* [REQUEST]
Count how many lines hold the word "name" and give that number as the whole answer.

* [MATERIAL SUPPLIED]
-*-
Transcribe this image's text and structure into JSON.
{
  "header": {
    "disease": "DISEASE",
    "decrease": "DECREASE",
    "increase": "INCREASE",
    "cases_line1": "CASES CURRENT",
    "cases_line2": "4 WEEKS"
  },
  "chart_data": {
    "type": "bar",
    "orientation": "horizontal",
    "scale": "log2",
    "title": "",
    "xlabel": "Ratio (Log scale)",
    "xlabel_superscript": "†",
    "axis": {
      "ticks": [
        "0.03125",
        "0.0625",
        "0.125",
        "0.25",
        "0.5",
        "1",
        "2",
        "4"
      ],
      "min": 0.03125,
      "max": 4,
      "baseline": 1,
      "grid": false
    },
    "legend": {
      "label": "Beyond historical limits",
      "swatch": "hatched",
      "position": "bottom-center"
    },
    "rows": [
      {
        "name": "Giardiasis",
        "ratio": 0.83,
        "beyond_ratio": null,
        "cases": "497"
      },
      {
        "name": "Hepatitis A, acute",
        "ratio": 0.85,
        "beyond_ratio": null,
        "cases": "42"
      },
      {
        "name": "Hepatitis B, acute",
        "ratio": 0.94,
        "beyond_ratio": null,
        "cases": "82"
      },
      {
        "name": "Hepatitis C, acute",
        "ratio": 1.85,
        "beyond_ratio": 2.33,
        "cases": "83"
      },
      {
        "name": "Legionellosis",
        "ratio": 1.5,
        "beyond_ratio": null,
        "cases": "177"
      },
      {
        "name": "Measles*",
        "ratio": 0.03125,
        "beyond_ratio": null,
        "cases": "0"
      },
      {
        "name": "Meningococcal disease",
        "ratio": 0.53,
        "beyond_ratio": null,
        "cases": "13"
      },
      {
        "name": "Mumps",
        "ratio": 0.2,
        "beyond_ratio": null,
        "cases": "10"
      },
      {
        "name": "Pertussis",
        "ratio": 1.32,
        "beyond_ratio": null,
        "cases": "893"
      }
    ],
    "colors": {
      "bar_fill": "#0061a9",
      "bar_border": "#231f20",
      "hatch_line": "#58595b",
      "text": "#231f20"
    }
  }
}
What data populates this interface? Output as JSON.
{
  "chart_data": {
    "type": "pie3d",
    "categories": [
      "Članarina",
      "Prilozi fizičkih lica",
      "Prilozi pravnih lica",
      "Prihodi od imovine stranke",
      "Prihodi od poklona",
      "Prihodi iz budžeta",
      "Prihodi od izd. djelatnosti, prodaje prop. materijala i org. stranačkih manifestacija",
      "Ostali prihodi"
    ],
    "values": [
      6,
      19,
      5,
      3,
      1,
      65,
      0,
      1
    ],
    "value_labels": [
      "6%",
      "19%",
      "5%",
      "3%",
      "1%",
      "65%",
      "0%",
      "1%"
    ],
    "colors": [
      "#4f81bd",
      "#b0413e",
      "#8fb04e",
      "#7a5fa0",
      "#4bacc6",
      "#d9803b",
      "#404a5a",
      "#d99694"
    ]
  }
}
-*-
* [FINAL RESULT]
9